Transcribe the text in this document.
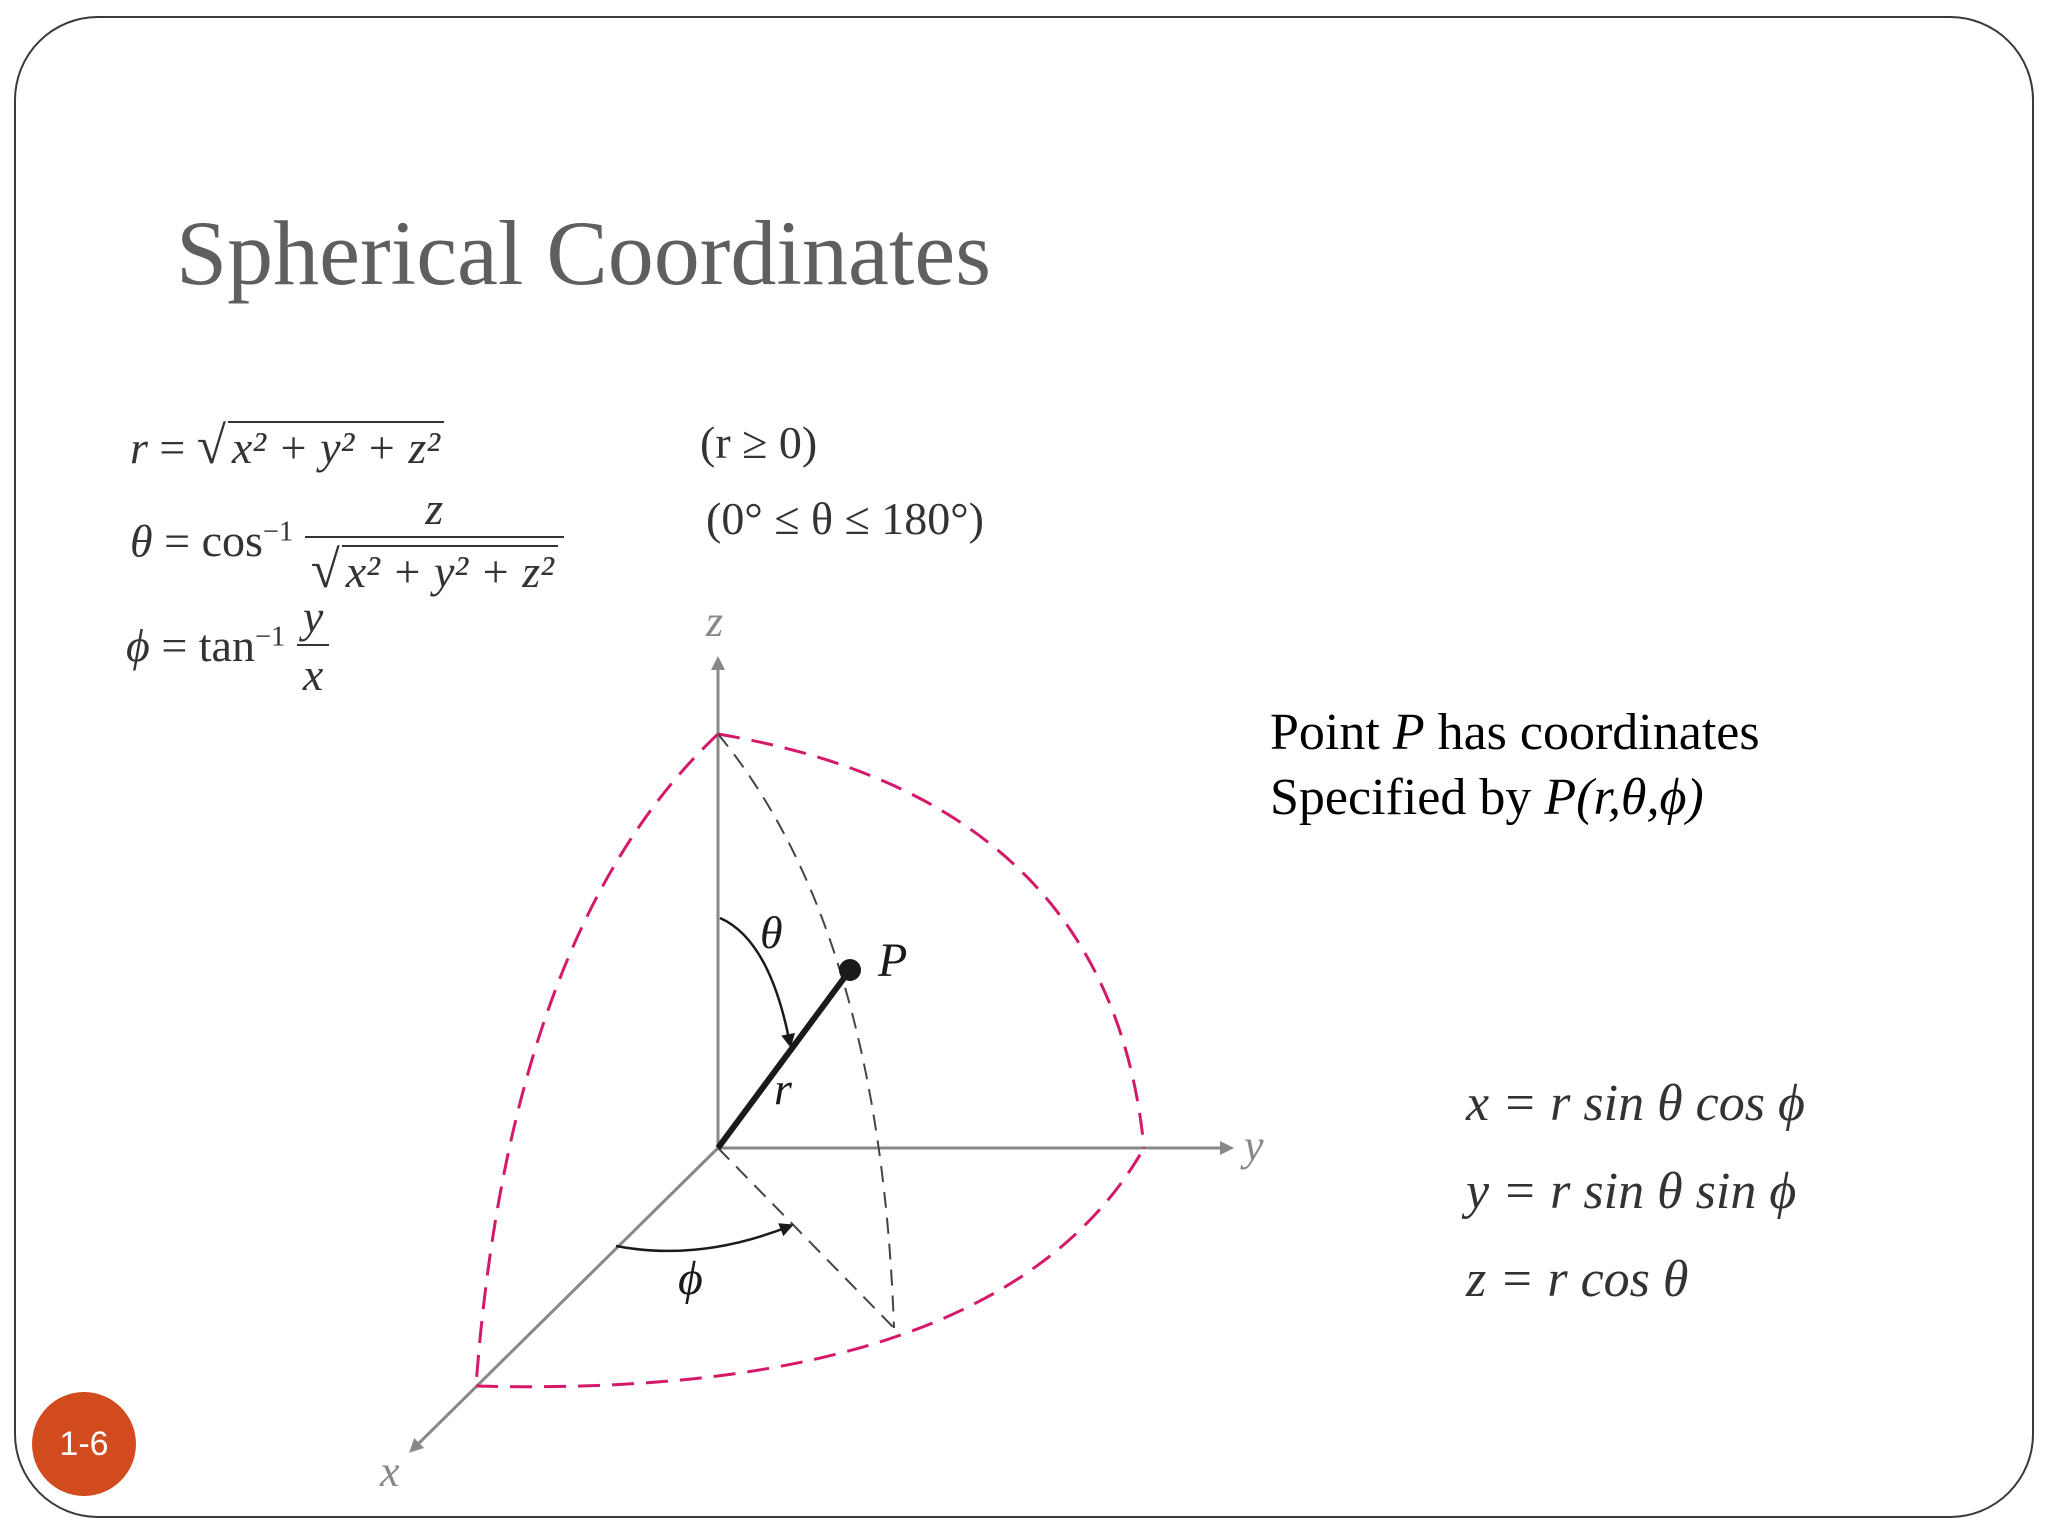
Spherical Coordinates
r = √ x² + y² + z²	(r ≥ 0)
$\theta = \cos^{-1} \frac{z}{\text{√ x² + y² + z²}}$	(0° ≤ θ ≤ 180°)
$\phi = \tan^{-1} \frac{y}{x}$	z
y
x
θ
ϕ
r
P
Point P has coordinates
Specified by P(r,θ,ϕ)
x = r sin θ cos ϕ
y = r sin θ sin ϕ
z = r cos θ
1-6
---
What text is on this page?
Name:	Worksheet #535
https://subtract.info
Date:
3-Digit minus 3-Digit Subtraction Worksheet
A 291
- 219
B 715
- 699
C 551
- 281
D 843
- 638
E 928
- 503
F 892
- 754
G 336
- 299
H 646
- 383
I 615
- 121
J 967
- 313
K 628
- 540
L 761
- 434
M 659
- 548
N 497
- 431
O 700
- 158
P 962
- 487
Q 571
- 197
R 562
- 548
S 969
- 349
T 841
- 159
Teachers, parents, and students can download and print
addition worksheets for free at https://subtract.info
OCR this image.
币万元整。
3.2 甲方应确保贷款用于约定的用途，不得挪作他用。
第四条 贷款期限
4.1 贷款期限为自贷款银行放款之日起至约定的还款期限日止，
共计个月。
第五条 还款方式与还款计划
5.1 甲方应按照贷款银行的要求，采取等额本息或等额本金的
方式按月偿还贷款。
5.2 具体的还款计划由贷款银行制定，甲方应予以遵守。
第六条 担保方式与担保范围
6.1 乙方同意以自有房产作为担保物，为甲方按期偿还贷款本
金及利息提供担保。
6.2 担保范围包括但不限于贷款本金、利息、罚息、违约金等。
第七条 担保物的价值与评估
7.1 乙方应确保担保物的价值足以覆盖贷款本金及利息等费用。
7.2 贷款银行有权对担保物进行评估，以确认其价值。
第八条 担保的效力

Stated problem ::
Of the lines in this listing, report how many contain the string "info", and give the number only.

Solution ::
2